%%
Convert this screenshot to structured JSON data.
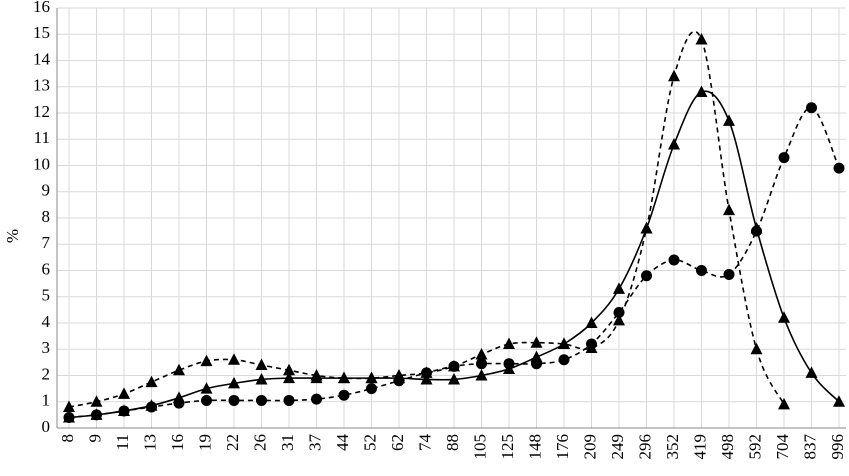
{
  "chart_data": {
    "type": "line",
    "y_label": "%",
    "categories": [
      "8",
      "9",
      "11",
      "13",
      "16",
      "19",
      "22",
      "26",
      "31",
      "37",
      "44",
      "52",
      "62",
      "74",
      "88",
      "105",
      "125",
      "148",
      "176",
      "209",
      "249",
      "296",
      "352",
      "419",
      "498",
      "592",
      "704",
      "837",
      "996"
    ],
    "ylim": [
      0,
      16
    ],
    "yticks": [
      0,
      1,
      2,
      3,
      4,
      5,
      6,
      7,
      8,
      9,
      10,
      11,
      12,
      13,
      14,
      15,
      16
    ],
    "grid": true,
    "smooth": true,
    "series": [
      {
        "color": "#000000",
        "line_style": "solid",
        "marker": "triangle",
        "values": [
          0.4,
          0.5,
          0.65,
          0.85,
          1.15,
          1.5,
          1.7,
          1.85,
          1.9,
          1.9,
          1.9,
          1.9,
          1.9,
          1.85,
          1.85,
          2.0,
          2.25,
          2.7,
          3.2,
          4.0,
          5.3,
          7.6,
          10.8,
          12.8,
          11.7,
          7.6,
          4.2,
          2.1,
          1.0
        ]
      },
      {
        "color": "#000000",
        "line_style": "dashed",
        "marker": "triangle",
        "values": [
          0.8,
          1.0,
          1.3,
          1.75,
          2.2,
          2.55,
          2.6,
          2.4,
          2.2,
          2.0,
          1.9,
          1.9,
          2.0,
          2.1,
          2.35,
          2.8,
          3.2,
          3.25,
          3.2,
          3.05,
          4.1,
          7.6,
          13.4,
          14.8,
          8.3,
          3.0,
          0.9,
          null,
          null
        ]
      },
      {
        "color": "#000000",
        "line_style": "dashed",
        "marker": "circle",
        "values": [
          0.4,
          0.5,
          0.65,
          0.8,
          0.95,
          1.05,
          1.05,
          1.05,
          1.05,
          1.1,
          1.25,
          1.5,
          1.8,
          2.1,
          2.35,
          2.45,
          2.45,
          2.45,
          2.6,
          3.2,
          4.4,
          5.8,
          6.4,
          6.0,
          5.85,
          7.5,
          10.3,
          12.2,
          9.9
        ]
      }
    ]
  }
}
%%
> _TASK STATEMENT_: Each entry above should be reproduced exactly, with the pictures removed.

> _RESULT FOR THIS EXERCISE_:
Convert this screenshot to structured JSON data.
{
  "chart_data": {
    "type": "line",
    "y_label": "%",
    "categories": [
      "8",
      "9",
      "11",
      "13",
      "16",
      "19",
      "22",
      "26",
      "31",
      "37",
      "44",
      "52",
      "62",
      "74",
      "88",
      "105",
      "125",
      "148",
      "176",
      "209",
      "249",
      "296",
      "352",
      "419",
      "498",
      "592",
      "704",
      "837",
      "996"
    ],
    "ylim": [
      0,
      16
    ],
    "yticks": [
      0,
      1,
      2,
      3,
      4,
      5,
      6,
      7,
      8,
      9,
      10,
      11,
      12,
      13,
      14,
      15,
      16
    ],
    "grid": true,
    "smooth": true,
    "series": [
      {
        "color": "#000000",
        "line_style": "solid",
        "marker": "triangle",
        "values": [
          0.4,
          0.5,
          0.65,
          0.85,
          1.15,
          1.5,
          1.7,
          1.85,
          1.9,
          1.9,
          1.9,
          1.9,
          1.9,
          1.85,
          1.85,
          2.0,
          2.25,
          2.7,
          3.2,
          4.0,
          5.3,
          7.6,
          10.8,
          12.8,
          11.7,
          7.6,
          4.2,
          2.1,
          1.0
        ]
      },
      {
        "color": "#000000",
        "line_style": "dashed",
        "marker": "triangle",
        "values": [
          0.8,
          1.0,
          1.3,
          1.75,
          2.2,
          2.55,
          2.6,
          2.4,
          2.2,
          2.0,
          1.9,
          1.9,
          2.0,
          2.1,
          2.35,
          2.8,
          3.2,
          3.25,
          3.2,
          3.05,
          4.1,
          7.6,
          13.4,
          14.8,
          8.3,
          3.0,
          0.9,
          null,
          null
        ]
      },
      {
        "color": "#000000",
        "line_style": "dashed",
        "marker": "circle",
        "values": [
          0.4,
          0.5,
          0.65,
          0.8,
          0.95,
          1.05,
          1.05,
          1.05,
          1.05,
          1.1,
          1.25,
          1.5,
          1.8,
          2.1,
          2.35,
          2.45,
          2.45,
          2.45,
          2.6,
          3.2,
          4.4,
          5.8,
          6.4,
          6.0,
          5.85,
          7.5,
          10.3,
          12.2,
          9.9
        ]
      }
    ]
  }
}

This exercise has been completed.